** start DATA TO PROCESS **

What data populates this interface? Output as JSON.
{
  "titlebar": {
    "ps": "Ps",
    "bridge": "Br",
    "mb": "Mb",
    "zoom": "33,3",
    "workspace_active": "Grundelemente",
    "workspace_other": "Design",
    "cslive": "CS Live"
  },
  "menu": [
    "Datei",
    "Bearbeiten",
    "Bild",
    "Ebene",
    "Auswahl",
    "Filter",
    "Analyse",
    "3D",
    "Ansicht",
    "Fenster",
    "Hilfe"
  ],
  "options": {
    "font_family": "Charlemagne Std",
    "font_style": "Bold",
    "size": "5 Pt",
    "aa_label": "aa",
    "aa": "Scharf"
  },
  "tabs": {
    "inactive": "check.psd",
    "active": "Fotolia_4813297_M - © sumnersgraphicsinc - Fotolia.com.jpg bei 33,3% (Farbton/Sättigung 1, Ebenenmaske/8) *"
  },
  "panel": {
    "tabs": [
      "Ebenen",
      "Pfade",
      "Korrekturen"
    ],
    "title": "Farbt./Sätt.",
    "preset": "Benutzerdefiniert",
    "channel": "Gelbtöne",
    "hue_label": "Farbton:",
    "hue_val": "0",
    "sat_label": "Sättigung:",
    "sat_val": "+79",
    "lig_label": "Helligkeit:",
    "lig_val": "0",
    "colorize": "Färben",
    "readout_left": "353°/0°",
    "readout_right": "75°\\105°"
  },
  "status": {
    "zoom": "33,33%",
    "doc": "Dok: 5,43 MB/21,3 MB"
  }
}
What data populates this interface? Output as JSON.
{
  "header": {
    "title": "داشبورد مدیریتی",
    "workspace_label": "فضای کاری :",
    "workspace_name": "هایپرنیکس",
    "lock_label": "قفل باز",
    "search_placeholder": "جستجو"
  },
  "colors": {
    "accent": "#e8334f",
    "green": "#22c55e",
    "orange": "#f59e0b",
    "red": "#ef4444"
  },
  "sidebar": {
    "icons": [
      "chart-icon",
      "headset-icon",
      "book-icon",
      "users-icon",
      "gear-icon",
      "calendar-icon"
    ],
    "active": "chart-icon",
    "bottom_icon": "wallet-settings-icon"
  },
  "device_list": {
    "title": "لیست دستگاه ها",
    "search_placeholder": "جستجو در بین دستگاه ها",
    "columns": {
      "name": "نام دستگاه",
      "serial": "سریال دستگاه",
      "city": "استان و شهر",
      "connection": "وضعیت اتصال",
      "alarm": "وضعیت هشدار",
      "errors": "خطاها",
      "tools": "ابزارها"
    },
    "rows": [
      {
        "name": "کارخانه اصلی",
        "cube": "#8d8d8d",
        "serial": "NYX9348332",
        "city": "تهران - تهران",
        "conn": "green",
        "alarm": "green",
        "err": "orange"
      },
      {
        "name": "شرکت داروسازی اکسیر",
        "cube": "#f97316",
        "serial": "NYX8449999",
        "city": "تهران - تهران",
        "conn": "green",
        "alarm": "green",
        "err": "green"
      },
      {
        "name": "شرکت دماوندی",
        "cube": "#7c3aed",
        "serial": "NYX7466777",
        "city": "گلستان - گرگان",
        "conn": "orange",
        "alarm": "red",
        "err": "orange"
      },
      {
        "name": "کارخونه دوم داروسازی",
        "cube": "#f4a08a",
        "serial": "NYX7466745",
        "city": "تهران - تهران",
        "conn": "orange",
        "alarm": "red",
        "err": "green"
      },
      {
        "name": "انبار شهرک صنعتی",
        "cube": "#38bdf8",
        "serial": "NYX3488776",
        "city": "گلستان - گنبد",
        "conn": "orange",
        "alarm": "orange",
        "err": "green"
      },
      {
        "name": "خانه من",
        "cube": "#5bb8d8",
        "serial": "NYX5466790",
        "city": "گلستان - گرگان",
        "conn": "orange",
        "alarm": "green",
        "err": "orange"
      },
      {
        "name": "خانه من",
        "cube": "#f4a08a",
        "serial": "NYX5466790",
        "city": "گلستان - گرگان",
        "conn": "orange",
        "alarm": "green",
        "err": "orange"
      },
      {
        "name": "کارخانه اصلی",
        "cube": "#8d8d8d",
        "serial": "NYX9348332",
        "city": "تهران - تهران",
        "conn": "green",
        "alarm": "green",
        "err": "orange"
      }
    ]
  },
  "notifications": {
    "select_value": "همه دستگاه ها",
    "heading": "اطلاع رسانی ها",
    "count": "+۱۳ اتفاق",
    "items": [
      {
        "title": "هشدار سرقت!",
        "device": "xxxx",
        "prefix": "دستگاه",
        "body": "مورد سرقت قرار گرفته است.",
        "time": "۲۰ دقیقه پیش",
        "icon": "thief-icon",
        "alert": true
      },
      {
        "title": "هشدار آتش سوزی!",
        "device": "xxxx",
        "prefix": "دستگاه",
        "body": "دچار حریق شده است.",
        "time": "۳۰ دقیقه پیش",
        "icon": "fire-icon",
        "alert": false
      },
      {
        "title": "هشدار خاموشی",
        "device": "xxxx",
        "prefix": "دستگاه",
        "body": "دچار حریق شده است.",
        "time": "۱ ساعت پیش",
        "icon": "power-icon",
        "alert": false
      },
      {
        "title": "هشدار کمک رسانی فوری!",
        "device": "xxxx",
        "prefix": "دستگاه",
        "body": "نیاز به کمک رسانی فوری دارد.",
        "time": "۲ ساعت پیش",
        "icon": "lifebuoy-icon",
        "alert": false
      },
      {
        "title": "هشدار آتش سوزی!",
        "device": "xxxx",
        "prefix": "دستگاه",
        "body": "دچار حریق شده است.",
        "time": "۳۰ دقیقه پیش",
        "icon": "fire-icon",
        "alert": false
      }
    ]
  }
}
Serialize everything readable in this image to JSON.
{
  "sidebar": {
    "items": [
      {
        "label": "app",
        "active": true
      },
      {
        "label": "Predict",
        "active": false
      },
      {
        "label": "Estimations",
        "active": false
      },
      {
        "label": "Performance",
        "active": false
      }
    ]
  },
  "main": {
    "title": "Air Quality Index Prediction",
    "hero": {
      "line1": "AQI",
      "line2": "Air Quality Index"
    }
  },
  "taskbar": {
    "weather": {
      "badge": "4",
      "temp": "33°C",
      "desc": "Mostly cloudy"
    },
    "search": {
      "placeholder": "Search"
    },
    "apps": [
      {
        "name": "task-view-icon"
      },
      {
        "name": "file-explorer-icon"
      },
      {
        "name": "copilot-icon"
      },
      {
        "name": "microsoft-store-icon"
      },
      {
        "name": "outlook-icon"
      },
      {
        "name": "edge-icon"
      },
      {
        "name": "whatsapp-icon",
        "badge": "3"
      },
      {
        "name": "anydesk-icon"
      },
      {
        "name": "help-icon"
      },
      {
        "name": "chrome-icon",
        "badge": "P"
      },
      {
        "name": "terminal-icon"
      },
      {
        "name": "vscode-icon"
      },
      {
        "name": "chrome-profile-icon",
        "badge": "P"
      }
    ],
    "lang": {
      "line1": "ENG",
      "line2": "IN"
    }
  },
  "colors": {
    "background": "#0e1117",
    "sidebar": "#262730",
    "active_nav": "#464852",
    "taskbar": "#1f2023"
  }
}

** end DATA TO PROCESS **

--- PROMPT ---
Reproduce the whole listing word for word.

--- COMPLETE RESPONSE ---
What data populates this interface? Output as JSON.
{
  "titlebar": {
    "ps": "Ps",
    "bridge": "Br",
    "mb": "Mb",
    "zoom": "33,3",
    "workspace_active": "Grundelemente",
    "workspace_other": "Design",
    "cslive": "CS Live"
  },
  "menu": [
    "Datei",
    "Bearbeiten",
    "Bild",
    "Ebene",
    "Auswahl",
    "Filter",
    "Analyse",
    "3D",
    "Ansicht",
    "Fenster",
    "Hilfe"
  ],
  "options": {
    "font_family": "Charlemagne Std",
    "font_style": "Bold",
    "size": "5 Pt",
    "aa_label": "aa",
    "aa": "Scharf"
  },
  "tabs": {
    "inactive": "check.psd",
    "active": "Fotolia_4813297_M - © sumnersgraphicsinc - Fotolia.com.jpg bei 33,3% (Farbton/Sättigung 1, Ebenenmaske/8) *"
  },
  "panel": {
    "tabs": [
      "Ebenen",
      "Pfade",
      "Korrekturen"
    ],
    "title": "Farbt./Sätt.",
    "preset": "Benutzerdefiniert",
    "channel": "Gelbtöne",
    "hue_label": "Farbton:",
    "hue_val": "0",
    "sat_label": "Sättigung:",
    "sat_val": "+79",
    "lig_label": "Helligkeit:",
    "lig_val": "0",
    "colorize": "Färben",
    "readout_left": "353°/0°",
    "readout_right": "75°\\105°"
  },
  "status": {
    "zoom": "33,33%",
    "doc": "Dok: 5,43 MB/21,3 MB"
  }
}
What data populates this interface? Output as JSON.
{
  "header": {
    "title": "داشبورد مدیریتی",
    "workspace_label": "فضای کاری :",
    "workspace_name": "هایپرنیکس",
    "lock_label": "قفل باز",
    "search_placeholder": "جستجو"
  },
  "colors": {
    "accent": "#e8334f",
    "green": "#22c55e",
    "orange": "#f59e0b",
    "red": "#ef4444"
  },
  "sidebar": {
    "icons": [
      "chart-icon",
      "headset-icon",
      "book-icon",
      "users-icon",
      "gear-icon",
      "calendar-icon"
    ],
    "active": "chart-icon",
    "bottom_icon": "wallet-settings-icon"
  },
  "device_list": {
    "title": "لیست دستگاه ها",
    "search_placeholder": "جستجو در بین دستگاه ها",
    "columns": {
      "name": "نام دستگاه",
      "serial": "سریال دستگاه",
      "city": "استان و شهر",
      "connection": "وضعیت اتصال",
      "alarm": "وضعیت هشدار",
      "errors": "خطاها",
      "tools": "ابزارها"
    },
    "rows": [
      {
        "name": "کارخانه اصلی",
        "cube": "#8d8d8d",
        "serial": "NYX9348332",
        "city": "تهران - تهران",
        "conn": "green",
        "alarm": "green",
        "err": "orange"
      },
      {
        "name": "شرکت داروسازی اکسیر",
        "cube": "#f97316",
        "serial": "NYX8449999",
        "city": "تهران - تهران",
        "conn": "green",
        "alarm": "green",
        "err": "green"
      },
      {
        "name": "شرکت دماوندی",
        "cube": "#7c3aed",
        "serial": "NYX7466777",
        "city": "گلستان - گرگان",
        "conn": "orange",
        "alarm": "red",
        "err": "orange"
      },
      {
        "name": "کارخونه دوم داروسازی",
        "cube": "#f4a08a",
        "serial": "NYX7466745",
        "city": "تهران - تهران",
        "conn": "orange",
        "alarm": "red",
        "err": "green"
      },
      {
        "name": "انبار شهرک صنعتی",
        "cube": "#38bdf8",
        "serial": "NYX3488776",
        "city": "گلستان - گنبد",
        "conn": "orange",
        "alarm": "orange",
        "err": "green"
      },
      {
        "name": "خانه من",
        "cube": "#5bb8d8",
        "serial": "NYX5466790",
        "city": "گلستان - گرگان",
        "conn": "orange",
        "alarm": "green",
        "err": "orange"
      },
      {
        "name": "خانه من",
        "cube": "#f4a08a",
        "serial": "NYX5466790",
        "city": "گلستان - گرگان",
        "conn": "orange",
        "alarm": "green",
        "err": "orange"
      },
      {
        "name": "کارخانه اصلی",
        "cube": "#8d8d8d",
        "serial": "NYX9348332",
        "city": "تهران - تهران",
        "conn": "green",
        "alarm": "green",
        "err": "orange"
      }
    ]
  },
  "notifications": {
    "select_value": "همه دستگاه ها",
    "heading": "اطلاع رسانی ها",
    "count": "+۱۳ اتفاق",
    "items": [
      {
        "title": "هشدار سرقت!",
        "device": "xxxx",
        "prefix": "دستگاه",
        "body": "مورد سرقت قرار گرفته است.",
        "time": "۲۰ دقیقه پیش",
        "icon": "thief-icon",
        "alert": true
      },
      {
        "title": "هشدار آتش سوزی!",
        "device": "xxxx",
        "prefix": "دستگاه",
        "body": "دچار حریق شده است.",
        "time": "۳۰ دقیقه پیش",
        "icon": "fire-icon",
        "alert": false
      },
      {
        "title": "هشدار خاموشی",
        "device": "xxxx",
        "prefix": "دستگاه",
        "body": "دچار حریق شده است.",
        "time": "۱ ساعت پیش",
        "icon": "power-icon",
        "alert": false
      },
      {
        "title": "هشدار کمک رسانی فوری!",
        "device": "xxxx",
        "prefix": "دستگاه",
        "body": "نیاز به کمک رسانی فوری دارد.",
        "time": "۲ ساعت پیش",
        "icon": "lifebuoy-icon",
        "alert": false
      },
      {
        "title": "هشدار آتش سوزی!",
        "device": "xxxx",
        "prefix": "دستگاه",
        "body": "دچار حریق شده است.",
        "time": "۳۰ دقیقه پیش",
        "icon": "fire-icon",
        "alert": false
      }
    ]
  }
}
Serialize everything readable in this image to JSON.
{
  "sidebar": {
    "items": [
      {
        "label": "app",
        "active": true
      },
      {
        "label": "Predict",
        "active": false
      },
      {
        "label": "Estimations",
        "active": false
      },
      {
        "label": "Performance",
        "active": false
      }
    ]
  },
  "main": {
    "title": "Air Quality Index Prediction",
    "hero": {
      "line1": "AQI",
      "line2": "Air Quality Index"
    }
  },
  "taskbar": {
    "weather": {
      "badge": "4",
      "temp": "33°C",
      "desc": "Mostly cloudy"
    },
    "search": {
      "placeholder": "Search"
    },
    "apps": [
      {
        "name": "task-view-icon"
      },
      {
        "name": "file-explorer-icon"
      },
      {
        "name": "copilot-icon"
      },
      {
        "name": "microsoft-store-icon"
      },
      {
        "name": "outlook-icon"
      },
      {
        "name": "edge-icon"
      },
      {
        "name": "whatsapp-icon",
        "badge": "3"
      },
      {
        "name": "anydesk-icon"
      },
      {
        "name": "help-icon"
      },
      {
        "name": "chrome-icon",
        "badge": "P"
      },
      {
        "name": "terminal-icon"
      },
      {
        "name": "vscode-icon"
      },
      {
        "name": "chrome-profile-icon",
        "badge": "P"
      }
    ],
    "lang": {
      "line1": "ENG",
      "line2": "IN"
    }
  },
  "colors": {
    "background": "#0e1117",
    "sidebar": "#262730",
    "active_nav": "#464852",
    "taskbar": "#1f2023"
  }
}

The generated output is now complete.